Give every line of the material again, exactly as written.

-- Start of GIVEN ENTRIES --

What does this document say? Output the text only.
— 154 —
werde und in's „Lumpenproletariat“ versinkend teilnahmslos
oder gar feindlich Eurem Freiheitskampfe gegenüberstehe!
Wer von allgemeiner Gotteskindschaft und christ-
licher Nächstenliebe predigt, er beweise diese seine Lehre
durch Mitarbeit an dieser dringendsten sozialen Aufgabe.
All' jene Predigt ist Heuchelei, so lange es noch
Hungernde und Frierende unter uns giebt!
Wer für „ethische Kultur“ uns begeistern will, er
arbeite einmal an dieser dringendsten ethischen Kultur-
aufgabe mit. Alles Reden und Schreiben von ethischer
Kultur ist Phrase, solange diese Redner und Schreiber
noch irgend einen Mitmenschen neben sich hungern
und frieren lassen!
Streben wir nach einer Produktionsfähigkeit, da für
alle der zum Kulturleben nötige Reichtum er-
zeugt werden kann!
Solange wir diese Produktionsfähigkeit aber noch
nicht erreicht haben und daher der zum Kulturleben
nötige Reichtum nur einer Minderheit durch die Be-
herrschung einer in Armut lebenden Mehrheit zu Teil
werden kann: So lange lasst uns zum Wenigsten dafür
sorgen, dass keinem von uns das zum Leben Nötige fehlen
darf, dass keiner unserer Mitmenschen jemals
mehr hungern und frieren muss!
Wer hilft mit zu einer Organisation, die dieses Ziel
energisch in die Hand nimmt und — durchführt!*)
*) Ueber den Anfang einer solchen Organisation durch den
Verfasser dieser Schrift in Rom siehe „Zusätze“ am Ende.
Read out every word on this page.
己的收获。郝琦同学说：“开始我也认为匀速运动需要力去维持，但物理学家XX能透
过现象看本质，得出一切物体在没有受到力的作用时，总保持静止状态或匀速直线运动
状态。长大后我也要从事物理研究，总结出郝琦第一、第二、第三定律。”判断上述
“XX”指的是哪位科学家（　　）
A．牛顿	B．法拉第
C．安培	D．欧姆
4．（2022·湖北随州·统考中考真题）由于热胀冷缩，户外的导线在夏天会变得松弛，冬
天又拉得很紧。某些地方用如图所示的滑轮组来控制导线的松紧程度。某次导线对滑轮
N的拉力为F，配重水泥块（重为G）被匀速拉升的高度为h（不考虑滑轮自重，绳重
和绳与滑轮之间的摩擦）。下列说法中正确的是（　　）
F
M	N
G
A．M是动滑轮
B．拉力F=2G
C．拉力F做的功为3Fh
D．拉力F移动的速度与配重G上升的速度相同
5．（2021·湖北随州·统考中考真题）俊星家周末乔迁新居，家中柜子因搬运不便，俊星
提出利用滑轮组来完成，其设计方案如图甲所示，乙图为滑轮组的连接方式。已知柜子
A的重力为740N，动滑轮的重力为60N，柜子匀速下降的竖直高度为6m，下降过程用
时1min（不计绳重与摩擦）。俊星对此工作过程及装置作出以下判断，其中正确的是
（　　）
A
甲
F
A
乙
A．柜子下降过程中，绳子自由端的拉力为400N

-- End of GIVEN ENTRIES --

**WRITTEN REPLY**
What does this document say? Output the text only.
— 154 —
werde und in's „Lumpenproletariat“ versinkend teilnahmslos
oder gar feindlich Eurem Freiheitskampfe gegenüberstehe!
Wer von allgemeiner Gotteskindschaft und christ-
licher Nächstenliebe predigt, er beweise diese seine Lehre
durch Mitarbeit an dieser dringendsten sozialen Aufgabe.
All' jene Predigt ist Heuchelei, so lange es noch
Hungernde und Frierende unter uns giebt!
Wer für „ethische Kultur“ uns begeistern will, er
arbeite einmal an dieser dringendsten ethischen Kultur-
aufgabe mit. Alles Reden und Schreiben von ethischer
Kultur ist Phrase, solange diese Redner und Schreiber
noch irgend einen Mitmenschen neben sich hungern
und frieren lassen!
Streben wir nach einer Produktionsfähigkeit, da für
alle der zum Kulturleben nötige Reichtum er-
zeugt werden kann!
Solange wir diese Produktionsfähigkeit aber noch
nicht erreicht haben und daher der zum Kulturleben
nötige Reichtum nur einer Minderheit durch die Be-
herrschung einer in Armut lebenden Mehrheit zu Teil
werden kann: So lange lasst uns zum Wenigsten dafür
sorgen, dass keinem von uns das zum Leben Nötige fehlen
darf, dass keiner unserer Mitmenschen jemals
mehr hungern und frieren muss!
Wer hilft mit zu einer Organisation, die dieses Ziel
energisch in die Hand nimmt und — durchführt!*)
*) Ueber den Anfang einer solchen Organisation durch den
Verfasser dieser Schrift in Rom siehe „Zusätze“ am Ende.
Read out every word on this page.
己的收获。郝琦同学说：“开始我也认为匀速运动需要力去维持，但物理学家XX能透
过现象看本质，得出一切物体在没有受到力的作用时，总保持静止状态或匀速直线运动
状态。长大后我也要从事物理研究，总结出郝琦第一、第二、第三定律。”判断上述
“XX”指的是哪位科学家（　　）
A．牛顿	B．法拉第
C．安培	D．欧姆
4．（2022·湖北随州·统考中考真题）由于热胀冷缩，户外的导线在夏天会变得松弛，冬
天又拉得很紧。某些地方用如图所示的滑轮组来控制导线的松紧程度。某次导线对滑轮
N的拉力为F，配重水泥块（重为G）被匀速拉升的高度为h（不考虑滑轮自重，绳重
和绳与滑轮之间的摩擦）。下列说法中正确的是（　　）
F
M	N
G
A．M是动滑轮
B．拉力F=2G
C．拉力F做的功为3Fh
D．拉力F移动的速度与配重G上升的速度相同
5．（2021·湖北随州·统考中考真题）俊星家周末乔迁新居，家中柜子因搬运不便，俊星
提出利用滑轮组来完成，其设计方案如图甲所示，乙图为滑轮组的连接方式。已知柜子
A的重力为740N，动滑轮的重力为60N，柜子匀速下降的竖直高度为6m，下降过程用
时1min（不计绳重与摩擦）。俊星对此工作过程及装置作出以下判断，其中正确的是
（　　）
A
甲
F
A
乙
A．柜子下降过程中，绳子自由端的拉力为400N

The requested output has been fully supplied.